**Document excerpt:**
********
As an alumna of the Monterey Institute MPA program, I can’t begin to count the number of experiences my colleagues and I have shared about being a development practitioner including “how to cope” and “methods for success”.

I decided to enlist the help of fellow FMS and Monterey Institute alumni to give our fellows advice for living and working in the developing world. Their collective advice stems from experience in Nigeria, Cameroon, Rwanda, Peru, Ecuador, Philippines, and India.

Tips for Living and Working in an Emerging Economy

  1. Talk to your taxi driver!  They have some of the best suggestions for local places to check out and more generally just some great stories about life.
  2. Get close to a family or two, especially if you’re in a more rural area.  This will give you so much more insight than just hanging with the expat crew.  Have meals with these people a lot.  They will also look out for you.
  3. Invest in a good fan that oscillates, embrace crowded bus rides, and keep a good sense of humor.
  4. It’s okay to be homesick. There may be moments when you long for the safety of “home.”  Find a way to bring a piece of home with you to self-sooth when need be (i.e. a DVD, favorite book, cooking spices and ingredients, or Siracha).
  5. When family and friends visit have them bring you items from “home” like cheddar, mac & cheese boxes, and socks.
  6. Take part in four things that can expedite building relationships – playing sports, music/dancing, food, & drinking (albeit not to excess or to the point where you cannot make sound judgments).
  7. Be prepared for reverse culture shock.  Sure, there will be some initial culture shock when you move out of your home country.  But no one ever prepared me for the reverse culture shock.  It might hit you when you order a coffee in Swahili at Starbucks or when you are overly cautious trying to cross the street in your hometown.  If you can, get in touch with other people who might be experiencing it at the same time or who can sympathize.  That community of people “who get it” when you are stunned by consistent electricity or hot running water is comforting.
Sierra Leone Peacebuilding J-Term Trip
Sierra Leone Peacebuilding J-Term Trip

Money & Safety

  1. In a taxi, lock both back doors. Sometimes people try to open them while you are sitting in traffic.
  2. Keep your money in two places on you. If a thief tries to steal from you, pull out your stack with less money and say that’s all you have.
  3. Keep $50 USD in small bills stashed away in your luggage.
********
**Supplied data:**
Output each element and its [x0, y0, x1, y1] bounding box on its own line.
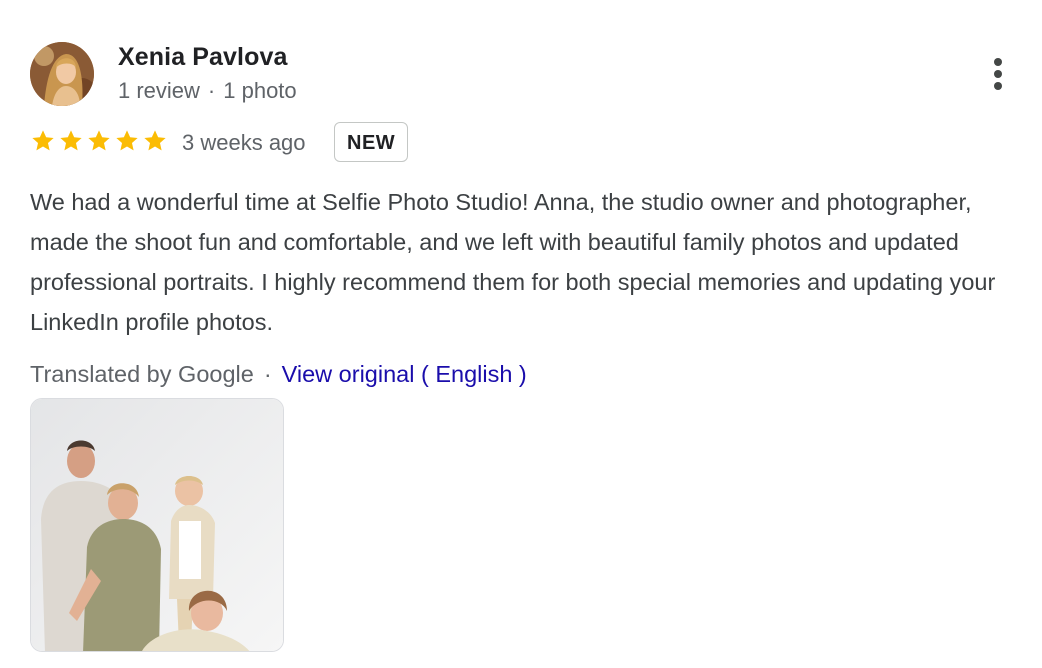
********
**Written instruction:**
Print the passage of the advice post on living and working in emerging economies from "Tips for Living" to "sense of humor.".

**The result:**
Tips for Living and Working in an Emerging Economy

  1. Talk to your taxi driver!  They have some of the best suggestions for local places to check out and more generally just some great stories about life.
  2. Get close to a family or two, especially if you’re in a more rural area.  This will give you so much more insight than just hanging with the expat crew.  Have meals with these people a lot.  They will also look out for you.
  3. Invest in a good fan that oscillates, embrace crowded bus rides, and keep a good sense of humor.